### DESCRIPTION OF THE TASK
List each line of the data that holds the word "按期处置率".

### DATA SHOWN

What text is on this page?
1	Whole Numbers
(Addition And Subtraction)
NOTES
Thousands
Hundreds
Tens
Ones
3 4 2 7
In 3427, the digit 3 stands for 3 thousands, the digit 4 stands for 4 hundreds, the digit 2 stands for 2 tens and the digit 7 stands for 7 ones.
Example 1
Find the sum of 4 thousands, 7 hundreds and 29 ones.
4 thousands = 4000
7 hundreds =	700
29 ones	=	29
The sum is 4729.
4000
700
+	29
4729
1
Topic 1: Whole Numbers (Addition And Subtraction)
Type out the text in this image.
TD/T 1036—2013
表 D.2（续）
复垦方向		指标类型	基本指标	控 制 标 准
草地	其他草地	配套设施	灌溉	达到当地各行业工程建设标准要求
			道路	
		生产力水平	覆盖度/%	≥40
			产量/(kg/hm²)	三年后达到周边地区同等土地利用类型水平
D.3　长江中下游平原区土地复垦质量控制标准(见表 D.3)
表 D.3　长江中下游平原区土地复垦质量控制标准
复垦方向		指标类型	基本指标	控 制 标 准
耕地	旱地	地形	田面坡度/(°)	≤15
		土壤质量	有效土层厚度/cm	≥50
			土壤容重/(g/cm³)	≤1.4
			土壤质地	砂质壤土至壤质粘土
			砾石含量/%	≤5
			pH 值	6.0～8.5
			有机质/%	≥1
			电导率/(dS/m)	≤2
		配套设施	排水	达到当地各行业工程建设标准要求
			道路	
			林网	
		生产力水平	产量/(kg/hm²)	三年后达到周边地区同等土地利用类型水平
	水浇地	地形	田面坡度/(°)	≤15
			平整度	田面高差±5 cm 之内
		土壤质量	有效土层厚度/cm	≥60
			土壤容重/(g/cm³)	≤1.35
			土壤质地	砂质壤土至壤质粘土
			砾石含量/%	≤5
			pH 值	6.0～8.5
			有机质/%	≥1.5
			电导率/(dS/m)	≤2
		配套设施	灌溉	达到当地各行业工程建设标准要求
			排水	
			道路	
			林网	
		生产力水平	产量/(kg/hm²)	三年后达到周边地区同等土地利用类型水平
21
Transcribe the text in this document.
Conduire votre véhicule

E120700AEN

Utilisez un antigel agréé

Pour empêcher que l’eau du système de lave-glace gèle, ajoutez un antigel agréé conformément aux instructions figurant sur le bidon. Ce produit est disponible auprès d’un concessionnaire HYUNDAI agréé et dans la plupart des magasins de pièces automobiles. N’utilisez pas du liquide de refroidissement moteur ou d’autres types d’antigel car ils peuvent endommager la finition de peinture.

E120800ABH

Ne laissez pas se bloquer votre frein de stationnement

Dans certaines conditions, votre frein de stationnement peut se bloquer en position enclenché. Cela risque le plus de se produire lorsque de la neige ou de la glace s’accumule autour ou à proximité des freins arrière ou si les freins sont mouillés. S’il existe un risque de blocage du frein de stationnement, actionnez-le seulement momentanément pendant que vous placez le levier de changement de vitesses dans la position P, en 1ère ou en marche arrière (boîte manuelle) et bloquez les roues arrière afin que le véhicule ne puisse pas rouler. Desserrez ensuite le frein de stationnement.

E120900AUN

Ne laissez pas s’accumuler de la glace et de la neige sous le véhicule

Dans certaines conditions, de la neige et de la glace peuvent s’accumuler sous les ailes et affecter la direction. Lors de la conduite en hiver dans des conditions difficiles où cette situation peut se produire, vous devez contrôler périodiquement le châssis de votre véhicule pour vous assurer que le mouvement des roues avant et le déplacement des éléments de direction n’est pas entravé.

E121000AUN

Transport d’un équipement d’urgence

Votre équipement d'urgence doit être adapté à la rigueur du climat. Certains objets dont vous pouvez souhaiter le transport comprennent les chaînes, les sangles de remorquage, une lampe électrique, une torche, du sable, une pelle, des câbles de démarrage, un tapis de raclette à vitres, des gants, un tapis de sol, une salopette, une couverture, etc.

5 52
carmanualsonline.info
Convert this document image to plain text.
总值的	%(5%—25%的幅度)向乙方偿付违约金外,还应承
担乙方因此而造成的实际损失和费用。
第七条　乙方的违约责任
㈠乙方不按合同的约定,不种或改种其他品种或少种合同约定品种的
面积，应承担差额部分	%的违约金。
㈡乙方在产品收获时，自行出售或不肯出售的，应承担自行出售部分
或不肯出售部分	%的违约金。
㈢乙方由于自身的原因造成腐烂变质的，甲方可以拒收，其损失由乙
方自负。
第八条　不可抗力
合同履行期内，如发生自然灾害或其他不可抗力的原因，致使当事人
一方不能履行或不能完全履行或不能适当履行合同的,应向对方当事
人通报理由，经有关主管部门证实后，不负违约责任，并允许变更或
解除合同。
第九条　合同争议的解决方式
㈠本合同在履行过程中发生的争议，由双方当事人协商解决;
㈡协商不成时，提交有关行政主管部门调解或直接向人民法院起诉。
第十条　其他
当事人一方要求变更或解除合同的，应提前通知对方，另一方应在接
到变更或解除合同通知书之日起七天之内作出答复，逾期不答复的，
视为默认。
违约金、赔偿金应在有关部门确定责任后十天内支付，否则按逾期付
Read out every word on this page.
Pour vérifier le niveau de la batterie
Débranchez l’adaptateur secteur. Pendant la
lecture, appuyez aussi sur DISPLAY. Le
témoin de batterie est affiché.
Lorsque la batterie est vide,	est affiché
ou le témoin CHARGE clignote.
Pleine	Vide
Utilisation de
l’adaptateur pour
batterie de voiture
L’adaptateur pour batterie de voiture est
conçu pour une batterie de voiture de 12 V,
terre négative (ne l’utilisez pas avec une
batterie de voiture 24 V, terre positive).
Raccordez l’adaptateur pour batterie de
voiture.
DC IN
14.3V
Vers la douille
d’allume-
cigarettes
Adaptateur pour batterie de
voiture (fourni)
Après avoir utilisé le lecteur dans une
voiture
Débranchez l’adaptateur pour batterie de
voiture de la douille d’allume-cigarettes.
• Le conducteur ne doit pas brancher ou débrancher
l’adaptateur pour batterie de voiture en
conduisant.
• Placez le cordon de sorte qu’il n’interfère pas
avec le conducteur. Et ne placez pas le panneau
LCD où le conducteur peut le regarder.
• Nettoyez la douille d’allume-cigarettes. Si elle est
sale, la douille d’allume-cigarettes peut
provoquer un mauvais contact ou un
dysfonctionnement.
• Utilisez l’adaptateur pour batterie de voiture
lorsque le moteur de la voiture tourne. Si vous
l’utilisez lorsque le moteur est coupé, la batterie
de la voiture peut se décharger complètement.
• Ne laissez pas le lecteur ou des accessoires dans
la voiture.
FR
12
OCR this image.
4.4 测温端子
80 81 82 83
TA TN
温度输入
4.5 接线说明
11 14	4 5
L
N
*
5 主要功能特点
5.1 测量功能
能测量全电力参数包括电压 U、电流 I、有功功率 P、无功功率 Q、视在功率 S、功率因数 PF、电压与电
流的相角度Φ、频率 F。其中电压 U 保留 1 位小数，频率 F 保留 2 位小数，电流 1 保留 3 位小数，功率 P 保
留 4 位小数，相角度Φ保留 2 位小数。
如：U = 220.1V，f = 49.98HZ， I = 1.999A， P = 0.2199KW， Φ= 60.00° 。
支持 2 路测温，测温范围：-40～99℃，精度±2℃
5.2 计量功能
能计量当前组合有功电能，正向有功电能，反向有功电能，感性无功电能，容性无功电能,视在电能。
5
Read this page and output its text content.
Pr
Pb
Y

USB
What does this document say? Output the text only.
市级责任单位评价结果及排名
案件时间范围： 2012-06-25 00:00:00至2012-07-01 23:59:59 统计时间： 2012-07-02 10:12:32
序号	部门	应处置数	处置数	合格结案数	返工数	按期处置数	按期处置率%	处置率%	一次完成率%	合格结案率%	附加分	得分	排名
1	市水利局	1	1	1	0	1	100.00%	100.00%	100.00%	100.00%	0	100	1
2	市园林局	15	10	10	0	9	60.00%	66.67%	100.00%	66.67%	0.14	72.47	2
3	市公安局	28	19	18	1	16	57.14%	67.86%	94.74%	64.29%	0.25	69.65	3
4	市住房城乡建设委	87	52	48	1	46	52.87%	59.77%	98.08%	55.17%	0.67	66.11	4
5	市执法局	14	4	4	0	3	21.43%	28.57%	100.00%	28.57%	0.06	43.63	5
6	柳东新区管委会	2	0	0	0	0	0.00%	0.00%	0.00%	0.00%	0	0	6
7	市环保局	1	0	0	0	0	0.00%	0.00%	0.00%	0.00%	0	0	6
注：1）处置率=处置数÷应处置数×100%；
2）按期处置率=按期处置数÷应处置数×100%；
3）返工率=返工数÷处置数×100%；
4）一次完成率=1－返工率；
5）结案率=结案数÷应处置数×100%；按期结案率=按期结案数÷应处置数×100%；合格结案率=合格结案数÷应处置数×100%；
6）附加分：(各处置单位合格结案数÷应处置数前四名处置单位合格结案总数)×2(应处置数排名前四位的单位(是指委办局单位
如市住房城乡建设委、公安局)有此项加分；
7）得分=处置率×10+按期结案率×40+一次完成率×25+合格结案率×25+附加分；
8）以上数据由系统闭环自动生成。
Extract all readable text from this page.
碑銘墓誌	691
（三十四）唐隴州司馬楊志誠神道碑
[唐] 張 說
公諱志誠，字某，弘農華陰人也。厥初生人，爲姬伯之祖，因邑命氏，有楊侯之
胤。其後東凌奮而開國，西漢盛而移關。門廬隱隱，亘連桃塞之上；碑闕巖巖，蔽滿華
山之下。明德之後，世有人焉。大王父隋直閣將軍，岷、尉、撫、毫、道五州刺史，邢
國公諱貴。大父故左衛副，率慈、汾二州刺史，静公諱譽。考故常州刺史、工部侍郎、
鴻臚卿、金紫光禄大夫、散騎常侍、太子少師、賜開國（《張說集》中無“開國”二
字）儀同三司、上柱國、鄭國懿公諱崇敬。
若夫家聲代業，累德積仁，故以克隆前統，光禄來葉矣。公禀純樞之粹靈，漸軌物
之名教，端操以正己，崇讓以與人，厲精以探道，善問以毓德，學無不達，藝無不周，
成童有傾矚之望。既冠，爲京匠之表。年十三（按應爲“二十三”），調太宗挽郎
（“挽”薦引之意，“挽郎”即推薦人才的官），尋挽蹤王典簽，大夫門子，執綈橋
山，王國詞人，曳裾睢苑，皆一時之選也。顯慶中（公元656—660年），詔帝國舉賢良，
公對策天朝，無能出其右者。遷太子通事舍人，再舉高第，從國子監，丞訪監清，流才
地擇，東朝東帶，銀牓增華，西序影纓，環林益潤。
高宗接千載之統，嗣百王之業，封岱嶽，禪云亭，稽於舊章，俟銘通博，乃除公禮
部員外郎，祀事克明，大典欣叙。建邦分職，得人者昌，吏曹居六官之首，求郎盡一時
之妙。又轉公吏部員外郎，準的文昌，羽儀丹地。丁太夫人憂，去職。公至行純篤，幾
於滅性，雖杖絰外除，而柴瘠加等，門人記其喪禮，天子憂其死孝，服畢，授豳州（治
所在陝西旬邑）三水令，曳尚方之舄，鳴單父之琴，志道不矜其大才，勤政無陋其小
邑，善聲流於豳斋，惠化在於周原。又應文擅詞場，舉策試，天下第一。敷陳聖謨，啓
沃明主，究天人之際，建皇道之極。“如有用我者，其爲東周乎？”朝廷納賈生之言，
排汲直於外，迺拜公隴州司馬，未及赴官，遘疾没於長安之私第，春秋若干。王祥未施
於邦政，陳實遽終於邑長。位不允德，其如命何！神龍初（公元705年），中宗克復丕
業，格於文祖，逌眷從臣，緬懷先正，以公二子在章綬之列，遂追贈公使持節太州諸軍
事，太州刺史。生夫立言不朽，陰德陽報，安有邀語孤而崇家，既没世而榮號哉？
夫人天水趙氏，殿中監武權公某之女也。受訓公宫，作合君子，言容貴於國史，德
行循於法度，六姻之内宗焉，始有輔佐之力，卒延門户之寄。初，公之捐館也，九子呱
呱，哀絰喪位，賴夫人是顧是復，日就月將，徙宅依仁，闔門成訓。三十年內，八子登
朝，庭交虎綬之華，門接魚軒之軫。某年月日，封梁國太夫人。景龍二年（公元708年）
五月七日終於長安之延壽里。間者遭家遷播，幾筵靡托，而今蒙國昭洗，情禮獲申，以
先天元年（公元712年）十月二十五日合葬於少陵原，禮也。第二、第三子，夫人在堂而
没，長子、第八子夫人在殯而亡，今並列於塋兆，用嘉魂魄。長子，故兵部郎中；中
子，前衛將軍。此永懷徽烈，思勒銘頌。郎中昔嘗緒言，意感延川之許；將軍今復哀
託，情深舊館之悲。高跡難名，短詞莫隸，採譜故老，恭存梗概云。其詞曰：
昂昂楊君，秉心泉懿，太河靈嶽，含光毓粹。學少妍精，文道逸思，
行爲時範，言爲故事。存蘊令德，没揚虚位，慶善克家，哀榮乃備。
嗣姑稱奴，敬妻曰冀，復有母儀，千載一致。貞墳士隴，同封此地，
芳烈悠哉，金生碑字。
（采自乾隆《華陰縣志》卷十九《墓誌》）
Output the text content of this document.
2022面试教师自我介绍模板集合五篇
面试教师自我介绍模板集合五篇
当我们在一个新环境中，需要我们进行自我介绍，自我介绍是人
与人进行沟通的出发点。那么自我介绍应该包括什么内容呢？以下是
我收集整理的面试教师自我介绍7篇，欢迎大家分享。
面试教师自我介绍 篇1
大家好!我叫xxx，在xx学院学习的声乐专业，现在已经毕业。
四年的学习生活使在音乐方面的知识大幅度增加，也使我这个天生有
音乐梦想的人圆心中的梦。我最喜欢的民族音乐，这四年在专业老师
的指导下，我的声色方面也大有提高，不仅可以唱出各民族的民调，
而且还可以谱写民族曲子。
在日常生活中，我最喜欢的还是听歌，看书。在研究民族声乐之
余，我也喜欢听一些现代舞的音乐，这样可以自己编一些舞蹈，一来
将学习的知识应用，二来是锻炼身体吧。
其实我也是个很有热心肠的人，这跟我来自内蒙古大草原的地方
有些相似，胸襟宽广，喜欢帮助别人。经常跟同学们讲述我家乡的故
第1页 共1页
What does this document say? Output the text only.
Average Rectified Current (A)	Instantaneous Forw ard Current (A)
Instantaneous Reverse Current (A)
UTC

### WORKED SOLUTION
序号	部门	应处置数	处置数	合格结案数	返工数	按期处置数	按期处置率%	处置率%	一次完成率%	合格结案率%	附加分	得分	排名
2）按期处置率=按期处置数÷应处置数×100%；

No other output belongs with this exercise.